» **Exercise prompt**: Each record below is to be reproduced without any change.

» **Data lines**:
☆ ☆ ☆ ☆
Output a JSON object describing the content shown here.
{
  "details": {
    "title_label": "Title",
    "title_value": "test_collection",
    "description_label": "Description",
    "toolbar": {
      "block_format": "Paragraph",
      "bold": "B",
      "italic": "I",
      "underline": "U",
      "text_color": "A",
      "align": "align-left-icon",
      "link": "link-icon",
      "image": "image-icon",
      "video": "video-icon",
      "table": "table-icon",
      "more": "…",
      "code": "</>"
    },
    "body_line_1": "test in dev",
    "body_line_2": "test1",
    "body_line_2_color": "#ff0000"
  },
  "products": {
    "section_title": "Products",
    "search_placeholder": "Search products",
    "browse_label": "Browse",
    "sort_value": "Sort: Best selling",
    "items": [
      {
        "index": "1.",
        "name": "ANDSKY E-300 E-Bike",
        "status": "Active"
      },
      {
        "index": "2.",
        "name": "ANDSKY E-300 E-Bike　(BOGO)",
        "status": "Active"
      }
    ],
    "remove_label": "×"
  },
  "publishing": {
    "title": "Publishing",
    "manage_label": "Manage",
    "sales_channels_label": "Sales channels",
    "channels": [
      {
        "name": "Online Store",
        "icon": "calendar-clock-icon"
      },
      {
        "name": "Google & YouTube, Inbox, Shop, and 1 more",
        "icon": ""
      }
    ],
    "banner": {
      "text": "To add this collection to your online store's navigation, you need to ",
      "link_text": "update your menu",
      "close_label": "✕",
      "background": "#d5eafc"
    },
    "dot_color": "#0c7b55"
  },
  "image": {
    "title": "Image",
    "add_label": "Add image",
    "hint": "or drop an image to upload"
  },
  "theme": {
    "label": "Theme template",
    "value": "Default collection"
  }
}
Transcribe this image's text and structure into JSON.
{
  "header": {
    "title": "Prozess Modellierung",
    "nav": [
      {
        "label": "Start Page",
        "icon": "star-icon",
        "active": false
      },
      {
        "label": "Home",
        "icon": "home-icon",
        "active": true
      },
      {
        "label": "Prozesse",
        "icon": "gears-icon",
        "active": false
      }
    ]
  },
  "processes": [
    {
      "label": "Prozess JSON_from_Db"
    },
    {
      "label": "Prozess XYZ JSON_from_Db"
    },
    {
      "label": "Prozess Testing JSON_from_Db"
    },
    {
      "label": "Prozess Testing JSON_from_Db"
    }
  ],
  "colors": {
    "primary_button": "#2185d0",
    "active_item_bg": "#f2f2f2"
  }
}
☆ ☆ ☆ ☆
» **Result of the exercise**:
Output a JSON object describing the content shown here.
{
  "details": {
    "title_label": "Title",
    "title_value": "test_collection",
    "description_label": "Description",
    "toolbar": {
      "block_format": "Paragraph",
      "bold": "B",
      "italic": "I",
      "underline": "U",
      "text_color": "A",
      "align": "align-left-icon",
      "link": "link-icon",
      "image": "image-icon",
      "video": "video-icon",
      "table": "table-icon",
      "more": "…",
      "code": "</>"
    },
    "body_line_1": "test in dev",
    "body_line_2": "test1",
    "body_line_2_color": "#ff0000"
  },
  "products": {
    "section_title": "Products",
    "search_placeholder": "Search products",
    "browse_label": "Browse",
    "sort_value": "Sort: Best selling",
    "items": [
      {
        "index": "1.",
        "name": "ANDSKY E-300 E-Bike",
        "status": "Active"
      },
      {
        "index": "2.",
        "name": "ANDSKY E-300 E-Bike　(BOGO)",
        "status": "Active"
      }
    ],
    "remove_label": "×"
  },
  "publishing": {
    "title": "Publishing",
    "manage_label": "Manage",
    "sales_channels_label": "Sales channels",
    "channels": [
      {
        "name": "Online Store",
        "icon": "calendar-clock-icon"
      },
      {
        "name": "Google & YouTube, Inbox, Shop, and 1 more",
        "icon": ""
      }
    ],
    "banner": {
      "text": "To add this collection to your online store's navigation, you need to ",
      "link_text": "update your menu",
      "close_label": "✕",
      "background": "#d5eafc"
    },
    "dot_color": "#0c7b55"
  },
  "image": {
    "title": "Image",
    "add_label": "Add image",
    "hint": "or drop an image to upload"
  },
  "theme": {
    "label": "Theme template",
    "value": "Default collection"
  }
}
Transcribe this image's text and structure into JSON.
{
  "header": {
    "title": "Prozess Modellierung",
    "nav": [
      {
        "label": "Start Page",
        "icon": "star-icon",
        "active": false
      },
      {
        "label": "Home",
        "icon": "home-icon",
        "active": true
      },
      {
        "label": "Prozesse",
        "icon": "gears-icon",
        "active": false
      }
    ]
  },
  "processes": [
    {
      "label": "Prozess JSON_from_Db"
    },
    {
      "label": "Prozess XYZ JSON_from_Db"
    },
    {
      "label": "Prozess Testing JSON_from_Db"
    },
    {
      "label": "Prozess Testing JSON_from_Db"
    }
  ],
  "colors": {
    "primary_button": "#2185d0",
    "active_item_bg": "#f2f2f2"
  }
}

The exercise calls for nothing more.